YOUR GOAL: Quote all of the data that follows exactly as written, skipping the images.

########################################

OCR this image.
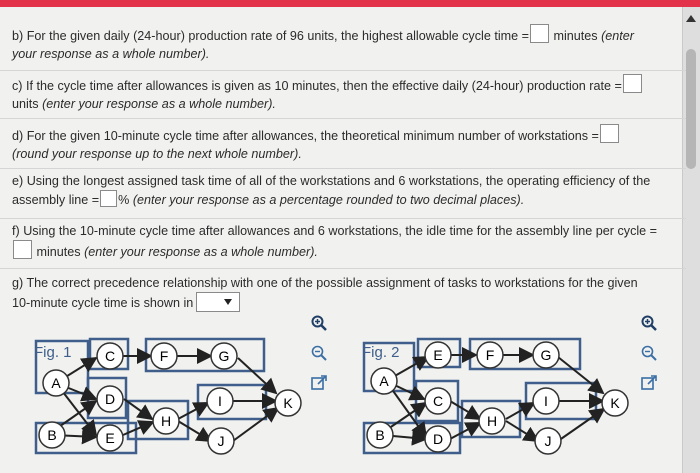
b) For the given daily (24-hour) production rate of 96 units, the highest allowable cycle time = minutes (enter
your response as a whole number).

c) If the cycle time after allowances is given as 10 minutes, then the effective daily (24-hour) production rate =
units (enter your response as a whole number).

d) For the given 10-minute cycle time after allowances, the theoretical minimum number of workstations =
(round your response up to the next whole number).

e) Using the longest assigned task time of all of the workstations and 6 workstations, the operating efficiency of the
assembly line = % (enter your response as a percentage rounded to two decimal places).

f) Using the 10-minute cycle time after allowances and 6 workstations, the idle time for the assembly line per cycle =
minutes (enter your response as a whole number).

g) The correct precedence relationship with one of the possible assignment of tasks to workstations for the given
10-minute cycle time is shown in

A
B
C
D
E
F	G
H
I
J
K
Fig. 1
A
B
E
C
D
F	G
H
I
J
K
Fig. 2
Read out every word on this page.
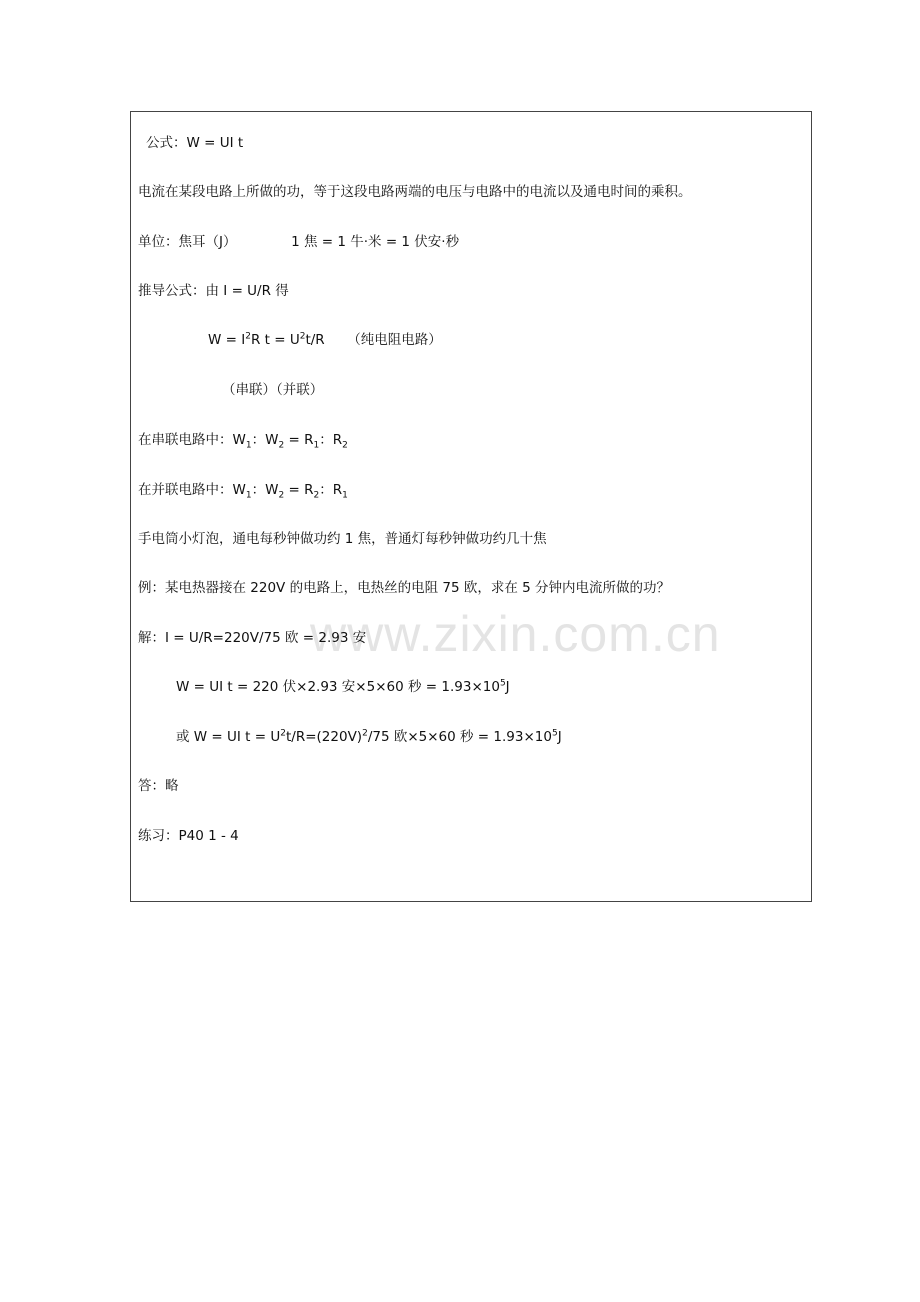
公式：W = UI t
电流在某段电路上所做的功，等于这段电路两端的电压与电路中的电流以及通电时间的乘积。
单位：焦耳（J）	1 焦 = 1 牛·米 = 1 伏安·秒
推导公式：由 I = U/R 得
$W = I^2R$ $t = U^2t/R$ （纯电阻电路）
（串联）（并联）
在串联电路中：$W_1$：$W_2 = R_1$：$R_2$
在并联电路中：$W_1$：$W_2 = R_2$：$R_1$
手电筒小灯泡，通电每秒钟做功约 1 焦，普通灯每秒钟做功约几十焦
例：某电热器接在 220V 的电路上，电热丝的电阻 75 欧，求在 5 分钟内电流所做的功？
www.zixin.com.cn
解：I = U/R=220V/75 欧 = 2.93 安
W = UI t = 220 伏×2.93 安×5×60 秒 = $1.93\times 10^5J$
或 W = UI $t = U^2t/R=(220V)^2/75$ 欧×5×60 秒 = $1.93\times 10^5J$
答：略
练习：P40 1 - 4
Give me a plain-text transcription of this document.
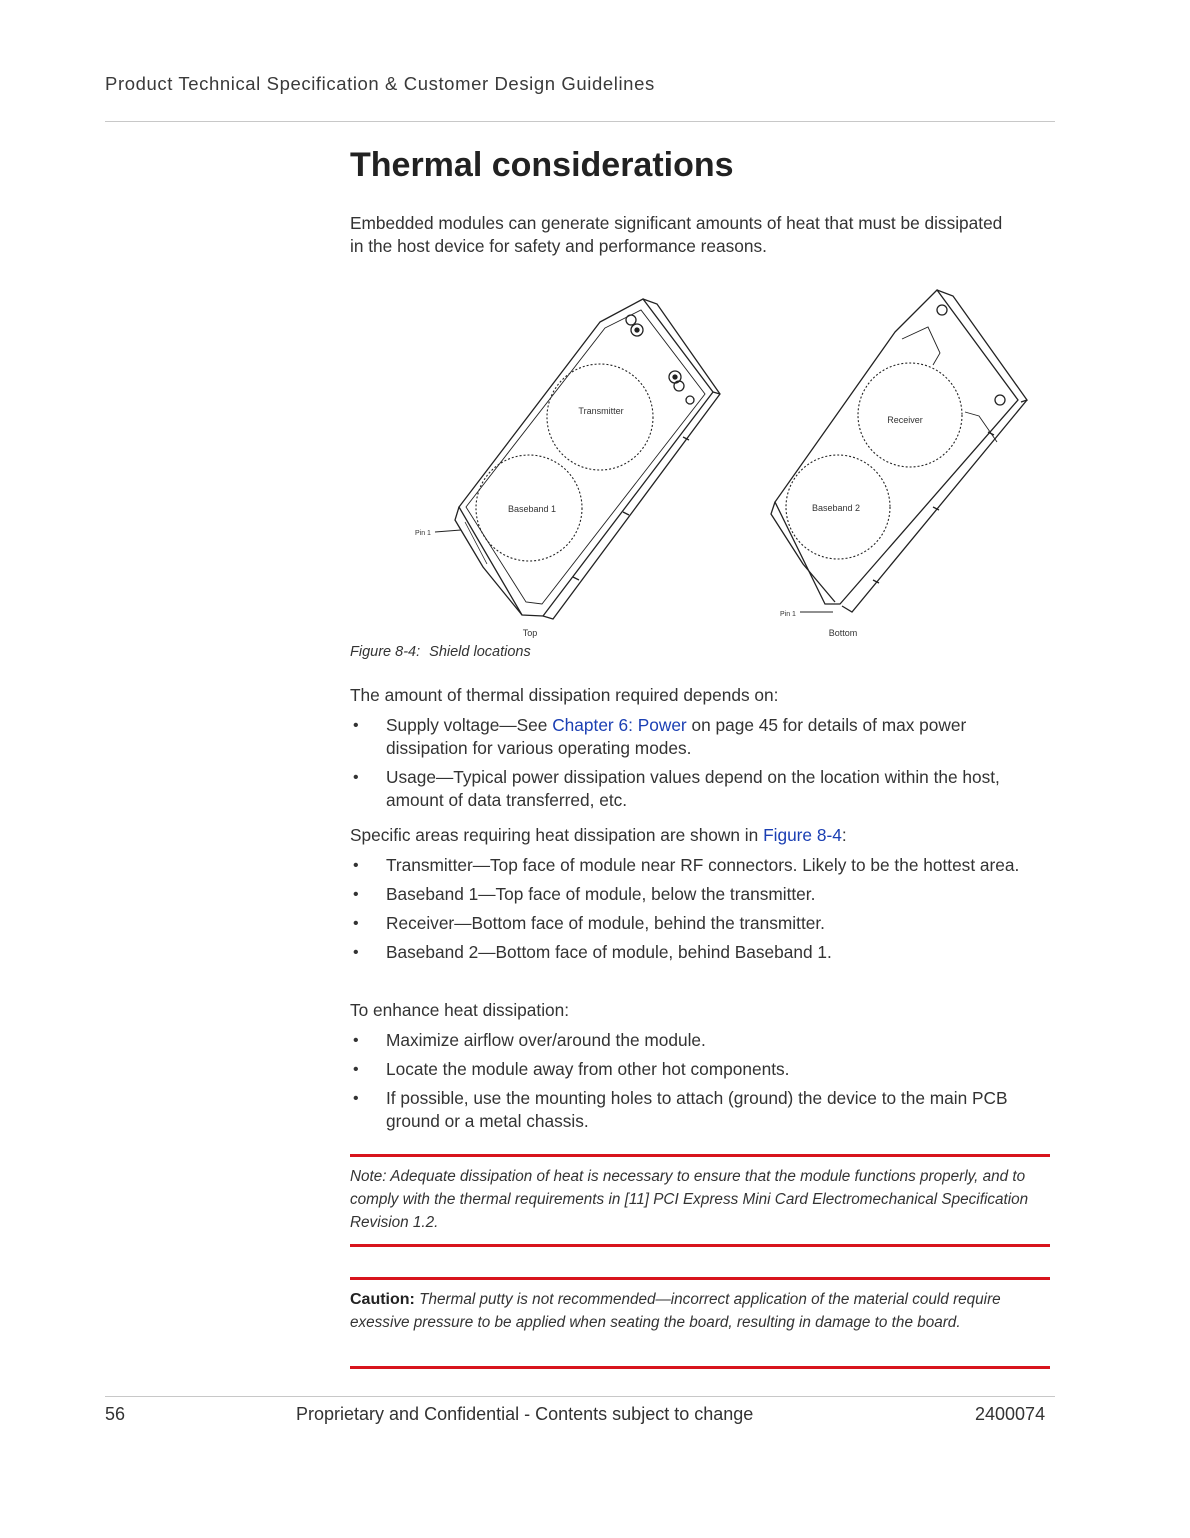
Product Technical Specification & Customer Design Guidelines
Thermal considerations

Embedded modules can generate significant amounts of heat that must be dissipated in the host device for safety and performance reasons.

Transmitter
Baseband 1
Pin 1
Top
Receiver
Baseband 2
Pin 1
Bottom
Figure 8-4: Shield locations

The amount of thermal dissipation required depends on:

• Supply voltage—See Chapter 6: Power on page 45 for details of max power dissipation for various operating modes.
• Usage—Typical power dissipation values depend on the location within the host, amount of data transferred, etc.

Specific areas requiring heat dissipation are shown in Figure 8-4:

• Transmitter—Top face of module near RF connectors. Likely to be the hottest area.
• Baseband 1—Top face of module, below the transmitter.
• Receiver—Bottom face of module, behind the transmitter.
• Baseband 2—Bottom face of module, behind Baseband 1.

To enhance heat dissipation:

• Maximize airflow over/around the module.
• Locate the module away from other hot components.
• If possible, use the mounting holes to attach (ground) the device to the main PCB ground or a metal chassis.
Note: Adequate dissipation of heat is necessary to ensure that the module functions properly, and to comply with the thermal requirements in [11] PCI Express Mini Card Electromechanical Specification Revision 1.2.
Caution: Thermal putty is not recommended—incorrect application of the material could require exessive pressure to be applied when seating the board, resulting in damage to the board.
56	Proprietary and Confidential - Contents subject to change	2400074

########################################

WRITTEN SOLUTION:
OCR this image.
b) For the given daily (24-hour) production rate of 96 units, the highest allowable cycle time = minutes (enter
your response as a whole number).

c) If the cycle time after allowances is given as 10 minutes, then the effective daily (24-hour) production rate =
units (enter your response as a whole number).

d) For the given 10-minute cycle time after allowances, the theoretical minimum number of workstations =
(round your response up to the next whole number).

e) Using the longest assigned task time of all of the workstations and 6 workstations, the operating efficiency of the
assembly line = % (enter your response as a percentage rounded to two decimal places).

f) Using the 10-minute cycle time after allowances and 6 workstations, the idle time for the assembly line per cycle =
minutes (enter your response as a whole number).

g) The correct precedence relationship with one of the possible assignment of tasks to workstations for the given
10-minute cycle time is shown in

A
B
C
D
E
F	G
H
I
J
K
Fig. 1
A
B
E
C
D
F	G
H
I
J
K
Fig. 2
Read out every word on this page.
公式：W = UI t
电流在某段电路上所做的功，等于这段电路两端的电压与电路中的电流以及通电时间的乘积。
单位：焦耳（J）	1 焦 = 1 牛·米 = 1 伏安·秒
推导公式：由 I = U/R 得
$W = I^2R$ $t = U^2t/R$ （纯电阻电路）
（串联）（并联）
在串联电路中：$W_1$：$W_2 = R_1$：$R_2$
在并联电路中：$W_1$：$W_2 = R_2$：$R_1$
手电筒小灯泡，通电每秒钟做功约 1 焦，普通灯每秒钟做功约几十焦
例：某电热器接在 220V 的电路上，电热丝的电阻 75 欧，求在 5 分钟内电流所做的功？
www.zixin.com.cn
解：I = U/R=220V/75 欧 = 2.93 安
W = UI t = 220 伏×2.93 安×5×60 秒 = $1.93\times 10^5J$
或 W = UI $t = U^2t/R=(220V)^2/75$ 欧×5×60 秒 = $1.93\times 10^5J$
答：略
练习：P40 1 - 4
Give me a plain-text transcription of this document.
Product Technical Specification & Customer Design Guidelines
Thermal considerations

Embedded modules can generate significant amounts of heat that must be dissipated in the host device for safety and performance reasons.

Transmitter
Baseband 1
Pin 1
Top
Receiver
Baseband 2
Pin 1
Bottom
Figure 8-4: Shield locations

The amount of thermal dissipation required depends on:

• Supply voltage—See Chapter 6: Power on page 45 for details of max power dissipation for various operating modes.
• Usage—Typical power dissipation values depend on the location within the host, amount of data transferred, etc.

Specific areas requiring heat dissipation are shown in Figure 8-4:

• Transmitter—Top face of module near RF connectors. Likely to be the hottest area.
• Baseband 1—Top face of module, below the transmitter.
• Receiver—Bottom face of module, behind the transmitter.
• Baseband 2—Bottom face of module, behind Baseband 1.

To enhance heat dissipation:

• Maximize airflow over/around the module.
• Locate the module away from other hot components.
• If possible, use the mounting holes to attach (ground) the device to the main PCB ground or a metal chassis.
Note: Adequate dissipation of heat is necessary to ensure that the module functions properly, and to comply with the thermal requirements in [11] PCI Express Mini Card Electromechanical Specification Revision 1.2.
Caution: Thermal putty is not recommended—incorrect application of the material could require exessive pressure to be applied when seating the board, resulting in damage to the board.
56	Proprietary and Confidential - Contents subject to change	2400074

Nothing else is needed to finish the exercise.